[START Task data]

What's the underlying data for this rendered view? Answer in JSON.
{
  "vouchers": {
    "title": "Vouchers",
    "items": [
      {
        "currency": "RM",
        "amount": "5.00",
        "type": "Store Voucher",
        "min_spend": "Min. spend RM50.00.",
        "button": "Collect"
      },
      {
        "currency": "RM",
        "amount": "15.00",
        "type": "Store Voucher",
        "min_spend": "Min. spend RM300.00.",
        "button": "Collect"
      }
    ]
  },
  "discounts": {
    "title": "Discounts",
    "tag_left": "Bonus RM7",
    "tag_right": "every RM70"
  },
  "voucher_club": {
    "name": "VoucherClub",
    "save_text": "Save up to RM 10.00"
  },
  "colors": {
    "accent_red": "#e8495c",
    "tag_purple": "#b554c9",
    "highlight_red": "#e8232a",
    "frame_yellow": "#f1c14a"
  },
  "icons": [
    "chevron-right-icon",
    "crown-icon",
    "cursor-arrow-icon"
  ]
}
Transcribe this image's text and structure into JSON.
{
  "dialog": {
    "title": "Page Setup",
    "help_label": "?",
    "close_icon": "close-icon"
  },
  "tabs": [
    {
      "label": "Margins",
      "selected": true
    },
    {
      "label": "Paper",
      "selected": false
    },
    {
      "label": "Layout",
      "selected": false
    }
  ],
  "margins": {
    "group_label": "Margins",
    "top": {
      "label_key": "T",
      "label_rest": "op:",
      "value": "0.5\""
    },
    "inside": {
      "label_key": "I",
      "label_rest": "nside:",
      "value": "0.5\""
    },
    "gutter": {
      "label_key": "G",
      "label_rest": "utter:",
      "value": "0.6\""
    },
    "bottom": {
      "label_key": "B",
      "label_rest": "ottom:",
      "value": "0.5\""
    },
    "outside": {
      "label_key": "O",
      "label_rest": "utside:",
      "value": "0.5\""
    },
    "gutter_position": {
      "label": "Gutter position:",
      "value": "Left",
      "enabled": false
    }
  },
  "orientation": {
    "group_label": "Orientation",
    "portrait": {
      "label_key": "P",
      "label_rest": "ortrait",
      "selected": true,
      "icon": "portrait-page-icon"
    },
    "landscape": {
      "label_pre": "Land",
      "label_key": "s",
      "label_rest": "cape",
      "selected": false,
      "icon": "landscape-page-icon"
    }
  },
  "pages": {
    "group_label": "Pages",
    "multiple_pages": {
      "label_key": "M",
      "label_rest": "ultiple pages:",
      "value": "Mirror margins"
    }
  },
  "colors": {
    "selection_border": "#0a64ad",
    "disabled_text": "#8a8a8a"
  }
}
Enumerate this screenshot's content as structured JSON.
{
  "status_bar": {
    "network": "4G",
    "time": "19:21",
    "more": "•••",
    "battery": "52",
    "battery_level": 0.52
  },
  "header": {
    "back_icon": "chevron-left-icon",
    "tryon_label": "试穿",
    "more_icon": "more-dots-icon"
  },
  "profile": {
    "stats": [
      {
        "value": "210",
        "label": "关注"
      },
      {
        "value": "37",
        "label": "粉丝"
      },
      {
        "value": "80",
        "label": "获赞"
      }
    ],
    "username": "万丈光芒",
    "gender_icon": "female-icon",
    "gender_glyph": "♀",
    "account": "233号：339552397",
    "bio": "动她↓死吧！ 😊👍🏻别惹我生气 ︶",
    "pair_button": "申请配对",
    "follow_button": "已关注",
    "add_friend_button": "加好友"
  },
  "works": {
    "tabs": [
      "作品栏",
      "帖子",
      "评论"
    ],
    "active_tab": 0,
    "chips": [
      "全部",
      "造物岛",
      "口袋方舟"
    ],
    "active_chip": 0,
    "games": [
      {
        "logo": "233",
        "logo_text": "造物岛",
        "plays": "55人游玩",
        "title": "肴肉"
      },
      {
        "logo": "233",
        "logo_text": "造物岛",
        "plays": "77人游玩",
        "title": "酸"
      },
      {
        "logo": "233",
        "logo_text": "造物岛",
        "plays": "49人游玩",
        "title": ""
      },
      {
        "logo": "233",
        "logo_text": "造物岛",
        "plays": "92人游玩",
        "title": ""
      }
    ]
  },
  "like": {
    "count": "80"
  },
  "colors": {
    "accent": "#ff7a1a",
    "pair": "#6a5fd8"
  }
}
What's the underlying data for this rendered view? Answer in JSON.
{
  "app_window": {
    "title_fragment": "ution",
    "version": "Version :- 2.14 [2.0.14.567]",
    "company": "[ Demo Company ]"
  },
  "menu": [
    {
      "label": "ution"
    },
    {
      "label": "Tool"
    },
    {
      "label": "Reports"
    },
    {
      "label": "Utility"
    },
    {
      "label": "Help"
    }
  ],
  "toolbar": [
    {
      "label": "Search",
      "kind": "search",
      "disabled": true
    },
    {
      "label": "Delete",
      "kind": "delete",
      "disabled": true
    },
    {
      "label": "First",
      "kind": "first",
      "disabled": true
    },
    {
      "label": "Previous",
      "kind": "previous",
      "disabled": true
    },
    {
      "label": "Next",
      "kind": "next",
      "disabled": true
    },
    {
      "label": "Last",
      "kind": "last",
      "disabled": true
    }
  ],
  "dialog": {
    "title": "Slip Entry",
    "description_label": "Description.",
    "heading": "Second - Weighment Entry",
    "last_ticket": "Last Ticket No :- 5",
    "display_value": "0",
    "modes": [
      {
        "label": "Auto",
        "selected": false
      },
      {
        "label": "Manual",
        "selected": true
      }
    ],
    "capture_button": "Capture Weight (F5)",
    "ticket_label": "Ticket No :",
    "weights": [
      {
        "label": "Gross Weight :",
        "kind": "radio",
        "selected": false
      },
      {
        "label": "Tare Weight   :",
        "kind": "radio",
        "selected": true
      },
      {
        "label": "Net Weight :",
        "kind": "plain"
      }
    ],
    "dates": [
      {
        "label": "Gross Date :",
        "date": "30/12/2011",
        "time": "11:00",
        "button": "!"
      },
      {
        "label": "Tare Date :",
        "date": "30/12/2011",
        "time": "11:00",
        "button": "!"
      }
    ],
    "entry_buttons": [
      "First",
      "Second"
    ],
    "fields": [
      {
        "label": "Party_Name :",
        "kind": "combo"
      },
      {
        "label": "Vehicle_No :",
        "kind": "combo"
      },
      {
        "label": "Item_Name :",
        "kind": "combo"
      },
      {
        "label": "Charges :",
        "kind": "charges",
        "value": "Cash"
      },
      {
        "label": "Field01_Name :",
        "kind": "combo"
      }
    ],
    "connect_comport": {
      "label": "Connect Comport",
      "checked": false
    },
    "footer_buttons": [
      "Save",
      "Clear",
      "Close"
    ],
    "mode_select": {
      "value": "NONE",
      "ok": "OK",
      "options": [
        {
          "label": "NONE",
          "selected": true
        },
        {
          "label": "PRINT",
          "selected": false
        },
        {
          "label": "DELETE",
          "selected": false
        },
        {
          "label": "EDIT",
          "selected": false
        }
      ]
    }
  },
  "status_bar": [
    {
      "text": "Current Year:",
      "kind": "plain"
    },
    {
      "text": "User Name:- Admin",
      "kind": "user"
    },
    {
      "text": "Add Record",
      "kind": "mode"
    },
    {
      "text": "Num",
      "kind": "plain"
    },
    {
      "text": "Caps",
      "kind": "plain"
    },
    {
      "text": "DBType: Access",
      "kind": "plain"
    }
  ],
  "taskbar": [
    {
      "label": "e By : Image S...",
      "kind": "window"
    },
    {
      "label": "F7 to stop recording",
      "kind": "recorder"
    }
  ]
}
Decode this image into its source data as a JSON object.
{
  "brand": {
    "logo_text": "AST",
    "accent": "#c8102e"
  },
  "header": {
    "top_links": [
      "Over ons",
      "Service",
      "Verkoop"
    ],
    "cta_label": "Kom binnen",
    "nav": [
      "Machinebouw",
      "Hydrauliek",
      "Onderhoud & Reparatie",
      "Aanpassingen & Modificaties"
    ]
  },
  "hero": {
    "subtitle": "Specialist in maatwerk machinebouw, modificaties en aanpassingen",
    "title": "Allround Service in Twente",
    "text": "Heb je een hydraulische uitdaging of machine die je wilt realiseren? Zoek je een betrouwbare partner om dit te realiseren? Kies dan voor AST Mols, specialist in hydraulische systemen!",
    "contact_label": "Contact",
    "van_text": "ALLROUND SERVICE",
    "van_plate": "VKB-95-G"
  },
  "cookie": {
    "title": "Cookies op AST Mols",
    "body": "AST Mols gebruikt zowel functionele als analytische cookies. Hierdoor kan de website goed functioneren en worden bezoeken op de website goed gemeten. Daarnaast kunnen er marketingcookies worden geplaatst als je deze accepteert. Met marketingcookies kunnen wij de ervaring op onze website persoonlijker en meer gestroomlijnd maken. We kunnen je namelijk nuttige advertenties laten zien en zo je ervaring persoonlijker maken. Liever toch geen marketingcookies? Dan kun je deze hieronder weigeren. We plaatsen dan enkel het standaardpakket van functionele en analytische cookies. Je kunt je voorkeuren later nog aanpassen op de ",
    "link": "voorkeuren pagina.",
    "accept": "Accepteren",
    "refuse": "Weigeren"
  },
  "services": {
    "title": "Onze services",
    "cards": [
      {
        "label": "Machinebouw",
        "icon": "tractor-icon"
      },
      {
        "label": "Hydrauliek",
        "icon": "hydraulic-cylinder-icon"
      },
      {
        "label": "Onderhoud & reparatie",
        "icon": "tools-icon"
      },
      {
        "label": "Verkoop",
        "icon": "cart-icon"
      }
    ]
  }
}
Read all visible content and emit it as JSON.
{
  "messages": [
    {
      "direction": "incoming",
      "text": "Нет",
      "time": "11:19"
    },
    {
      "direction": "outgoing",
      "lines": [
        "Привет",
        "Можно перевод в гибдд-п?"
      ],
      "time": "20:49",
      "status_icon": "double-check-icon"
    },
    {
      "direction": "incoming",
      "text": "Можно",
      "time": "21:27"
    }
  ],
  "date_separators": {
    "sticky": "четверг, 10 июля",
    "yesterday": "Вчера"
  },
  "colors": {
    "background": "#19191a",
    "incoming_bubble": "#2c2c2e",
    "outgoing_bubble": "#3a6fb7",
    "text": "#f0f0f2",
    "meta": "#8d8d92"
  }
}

[END Task data]

## Directive
Search the entries for the word "spend", then gather every line that has it.

## Written solution
        "min_spend": "Min. spend RM50.00.",
        "min_spend": "Min. spend RM300.00.",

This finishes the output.